What you need to do
Scan the data beneath this task and copy each line that includes "integer".

Stored data
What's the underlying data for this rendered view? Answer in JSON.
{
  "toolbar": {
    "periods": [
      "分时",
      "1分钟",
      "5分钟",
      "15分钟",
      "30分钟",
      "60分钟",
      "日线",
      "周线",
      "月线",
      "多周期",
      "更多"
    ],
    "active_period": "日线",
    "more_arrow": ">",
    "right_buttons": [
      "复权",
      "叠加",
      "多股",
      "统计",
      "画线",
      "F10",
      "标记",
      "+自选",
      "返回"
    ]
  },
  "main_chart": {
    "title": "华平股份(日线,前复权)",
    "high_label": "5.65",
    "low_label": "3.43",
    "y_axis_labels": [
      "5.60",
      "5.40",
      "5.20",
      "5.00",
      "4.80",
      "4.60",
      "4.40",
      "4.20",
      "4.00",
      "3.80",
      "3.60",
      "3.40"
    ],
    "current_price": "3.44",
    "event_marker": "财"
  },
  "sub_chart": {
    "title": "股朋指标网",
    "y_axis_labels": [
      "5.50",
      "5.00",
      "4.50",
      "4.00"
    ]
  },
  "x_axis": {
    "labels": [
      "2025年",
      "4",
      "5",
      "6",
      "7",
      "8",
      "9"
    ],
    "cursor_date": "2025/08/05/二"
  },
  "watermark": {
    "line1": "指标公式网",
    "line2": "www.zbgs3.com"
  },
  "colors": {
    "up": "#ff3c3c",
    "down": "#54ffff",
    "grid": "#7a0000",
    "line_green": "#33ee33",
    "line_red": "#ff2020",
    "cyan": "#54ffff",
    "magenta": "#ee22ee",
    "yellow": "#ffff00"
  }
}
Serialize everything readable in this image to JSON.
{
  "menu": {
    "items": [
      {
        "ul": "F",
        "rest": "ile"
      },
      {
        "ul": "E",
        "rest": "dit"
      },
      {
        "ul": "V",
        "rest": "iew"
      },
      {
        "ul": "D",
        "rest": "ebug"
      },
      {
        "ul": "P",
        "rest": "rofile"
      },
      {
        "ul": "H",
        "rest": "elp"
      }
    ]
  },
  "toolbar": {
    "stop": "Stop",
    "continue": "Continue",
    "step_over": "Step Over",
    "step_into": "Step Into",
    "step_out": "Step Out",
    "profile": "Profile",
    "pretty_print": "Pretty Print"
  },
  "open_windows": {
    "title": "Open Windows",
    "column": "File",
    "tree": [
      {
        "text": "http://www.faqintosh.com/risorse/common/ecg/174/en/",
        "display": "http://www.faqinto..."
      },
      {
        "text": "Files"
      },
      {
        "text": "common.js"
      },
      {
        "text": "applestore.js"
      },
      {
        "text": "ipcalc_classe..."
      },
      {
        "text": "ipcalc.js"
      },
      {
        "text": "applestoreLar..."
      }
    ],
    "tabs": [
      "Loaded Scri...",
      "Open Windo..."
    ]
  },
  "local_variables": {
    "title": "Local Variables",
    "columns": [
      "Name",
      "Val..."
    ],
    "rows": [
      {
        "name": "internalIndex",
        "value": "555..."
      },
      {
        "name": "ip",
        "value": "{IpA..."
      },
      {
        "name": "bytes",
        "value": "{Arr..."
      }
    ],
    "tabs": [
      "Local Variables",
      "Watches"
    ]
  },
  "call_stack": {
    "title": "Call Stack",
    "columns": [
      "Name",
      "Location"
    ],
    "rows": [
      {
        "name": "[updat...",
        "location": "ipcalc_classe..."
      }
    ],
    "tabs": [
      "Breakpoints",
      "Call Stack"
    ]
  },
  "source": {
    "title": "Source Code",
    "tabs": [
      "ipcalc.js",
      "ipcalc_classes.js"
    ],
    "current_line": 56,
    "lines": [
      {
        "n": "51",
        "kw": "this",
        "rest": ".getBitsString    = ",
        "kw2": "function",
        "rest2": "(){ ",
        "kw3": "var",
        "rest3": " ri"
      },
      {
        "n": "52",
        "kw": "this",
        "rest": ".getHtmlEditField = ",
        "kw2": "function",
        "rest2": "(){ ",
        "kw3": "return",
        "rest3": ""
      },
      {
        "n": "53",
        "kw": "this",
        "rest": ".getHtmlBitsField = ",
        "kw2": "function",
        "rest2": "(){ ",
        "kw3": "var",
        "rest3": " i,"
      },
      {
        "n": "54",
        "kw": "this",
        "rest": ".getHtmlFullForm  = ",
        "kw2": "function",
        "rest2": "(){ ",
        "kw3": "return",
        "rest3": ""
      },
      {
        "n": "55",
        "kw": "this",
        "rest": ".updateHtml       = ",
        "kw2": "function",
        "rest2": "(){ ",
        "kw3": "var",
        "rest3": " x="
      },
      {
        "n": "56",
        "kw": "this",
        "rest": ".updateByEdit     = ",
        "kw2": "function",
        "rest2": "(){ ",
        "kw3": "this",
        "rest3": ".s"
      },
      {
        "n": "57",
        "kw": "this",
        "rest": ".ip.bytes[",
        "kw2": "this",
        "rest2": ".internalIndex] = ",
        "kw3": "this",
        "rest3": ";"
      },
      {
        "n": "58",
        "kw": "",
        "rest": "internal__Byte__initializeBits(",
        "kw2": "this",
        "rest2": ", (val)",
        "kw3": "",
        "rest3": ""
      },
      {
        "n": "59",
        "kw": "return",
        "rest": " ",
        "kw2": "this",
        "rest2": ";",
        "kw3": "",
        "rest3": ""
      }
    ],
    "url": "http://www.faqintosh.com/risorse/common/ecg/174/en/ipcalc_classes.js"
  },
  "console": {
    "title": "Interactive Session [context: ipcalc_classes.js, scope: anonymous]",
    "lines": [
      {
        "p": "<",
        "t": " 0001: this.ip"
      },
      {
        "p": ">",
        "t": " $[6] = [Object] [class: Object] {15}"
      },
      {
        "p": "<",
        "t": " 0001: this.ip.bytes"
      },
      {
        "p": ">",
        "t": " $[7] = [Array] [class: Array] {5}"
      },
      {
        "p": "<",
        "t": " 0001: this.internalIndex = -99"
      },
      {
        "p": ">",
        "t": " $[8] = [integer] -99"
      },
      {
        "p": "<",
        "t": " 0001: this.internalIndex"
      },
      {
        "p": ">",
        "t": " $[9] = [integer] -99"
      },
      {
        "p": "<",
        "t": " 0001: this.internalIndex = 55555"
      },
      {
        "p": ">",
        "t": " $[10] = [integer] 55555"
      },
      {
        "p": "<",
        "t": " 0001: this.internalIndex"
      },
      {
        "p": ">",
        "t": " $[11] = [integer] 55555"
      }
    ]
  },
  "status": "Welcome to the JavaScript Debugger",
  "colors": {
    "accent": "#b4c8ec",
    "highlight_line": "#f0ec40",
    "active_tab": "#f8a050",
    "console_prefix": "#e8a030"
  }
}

Result for this exercise
        "t": " $[8] = [integer] -99"
        "t": " $[9] = [integer] -99"
        "t": " $[10] = [integer] 55555"
        "t": " $[11] = [integer] 55555"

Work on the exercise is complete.